DATASET EXCERPTS:
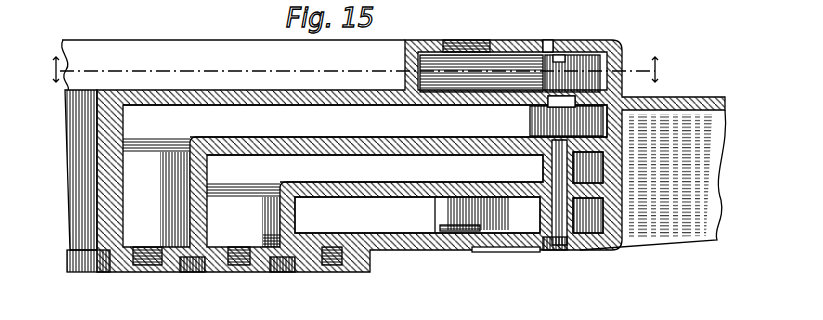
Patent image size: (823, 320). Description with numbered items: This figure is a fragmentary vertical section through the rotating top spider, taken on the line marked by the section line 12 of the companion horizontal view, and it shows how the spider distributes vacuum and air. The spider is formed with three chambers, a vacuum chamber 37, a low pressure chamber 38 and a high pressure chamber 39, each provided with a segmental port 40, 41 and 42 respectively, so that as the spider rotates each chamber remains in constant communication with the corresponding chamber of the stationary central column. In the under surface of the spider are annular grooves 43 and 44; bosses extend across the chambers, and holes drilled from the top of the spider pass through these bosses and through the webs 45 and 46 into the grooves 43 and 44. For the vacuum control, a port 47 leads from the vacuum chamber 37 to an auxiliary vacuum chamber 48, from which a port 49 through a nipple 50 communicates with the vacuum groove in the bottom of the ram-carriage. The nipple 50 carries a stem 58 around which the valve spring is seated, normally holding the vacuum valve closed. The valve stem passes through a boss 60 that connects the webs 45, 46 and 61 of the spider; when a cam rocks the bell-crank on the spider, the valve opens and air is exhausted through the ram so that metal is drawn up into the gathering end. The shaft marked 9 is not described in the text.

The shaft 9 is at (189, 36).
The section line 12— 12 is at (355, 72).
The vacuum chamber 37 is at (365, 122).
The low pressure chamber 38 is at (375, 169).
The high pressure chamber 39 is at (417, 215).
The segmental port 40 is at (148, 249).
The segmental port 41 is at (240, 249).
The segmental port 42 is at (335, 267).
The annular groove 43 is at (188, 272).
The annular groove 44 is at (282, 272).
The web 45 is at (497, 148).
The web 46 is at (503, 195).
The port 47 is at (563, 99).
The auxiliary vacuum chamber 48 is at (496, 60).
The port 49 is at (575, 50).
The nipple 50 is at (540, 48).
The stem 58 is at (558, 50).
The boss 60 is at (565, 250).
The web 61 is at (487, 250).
...
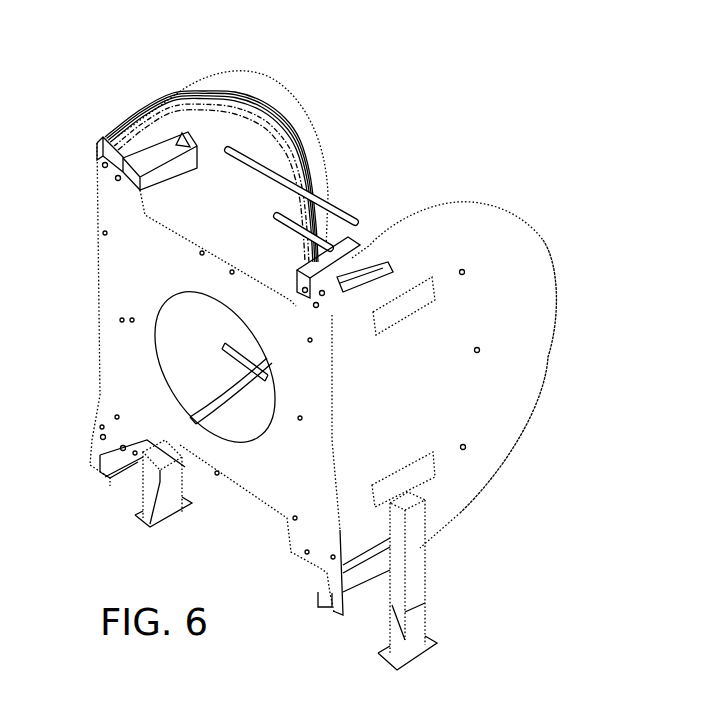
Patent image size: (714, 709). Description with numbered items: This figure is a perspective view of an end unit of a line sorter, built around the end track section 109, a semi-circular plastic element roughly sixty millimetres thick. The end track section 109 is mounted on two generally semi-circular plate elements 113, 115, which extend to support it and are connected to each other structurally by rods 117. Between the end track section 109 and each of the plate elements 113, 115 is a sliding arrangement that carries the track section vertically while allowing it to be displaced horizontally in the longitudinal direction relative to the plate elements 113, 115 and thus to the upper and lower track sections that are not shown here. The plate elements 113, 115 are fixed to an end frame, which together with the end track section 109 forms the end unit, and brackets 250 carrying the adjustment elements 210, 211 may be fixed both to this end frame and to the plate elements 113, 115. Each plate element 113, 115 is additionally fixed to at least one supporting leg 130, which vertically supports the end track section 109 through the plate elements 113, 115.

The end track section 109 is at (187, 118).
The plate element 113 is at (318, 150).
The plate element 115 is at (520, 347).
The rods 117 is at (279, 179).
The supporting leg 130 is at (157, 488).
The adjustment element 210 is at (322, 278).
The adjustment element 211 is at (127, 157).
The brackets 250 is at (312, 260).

WHAT YOU SHOULD DO:
In the listing, start at the line that contains "Patent image size: (823, 320)." and end with the line that contains "The segmental port 42 is at (335, 267).". Write out those lines with "fragmentary" changed to "partial", and keep everything else the same.

EXPECTED OUTPUT:
Patent image size: (823, 320). Description with numbered items: This figure is a partial vertical section through the rotating top spider, taken on the line marked by the section line 12 of the companion horizontal view, and it shows how the spider distributes vacuum and air. The spider is formed with three chambers, a vacuum chamber 37, a low pressure chamber 38 and a high pressure chamber 39, each provided with a segmental port 40, 41 and 42 respectively, so that as the spider rotates each chamber remains in constant communication with the corresponding chamber of the stationary central column. In the under surface of the spider are annular grooves 43 and 44; bosses extend across the chambers, and holes drilled from the top of the spider pass through these bosses and through the webs 45 and 46 into the grooves 43 and 44. For the vacuum control, a port 47 leads from the vacuum chamber 37 to an auxiliary vacuum chamber 48, from which a port 49 through a nipple 50 communicates with the vacuum groove in the bottom of the ram-carriage. The nipple 50 carries a stem 58 around which the valve spring is seated, normally holding the vacuum valve closed. The valve stem passes through a boss 60 that connects the webs 45, 46 and 61 of the spider; when a cam rocks the bell-crank on the spider, the valve opens and air is exhausted through the ram so that metal is drawn up into the gathering end. The shaft marked 9 is not described in the text.

The shaft 9 is at (189, 36).
The section line 12— 12 is at (355, 72).
The vacuum chamber 37 is at (365, 122).
The low pressure chamber 38 is at (375, 169).
The high pressure chamber 39 is at (417, 215).
The segmental port 40 is at (148, 249).
The segmental port 41 is at (240, 249).
The segmental port 42 is at (335, 267).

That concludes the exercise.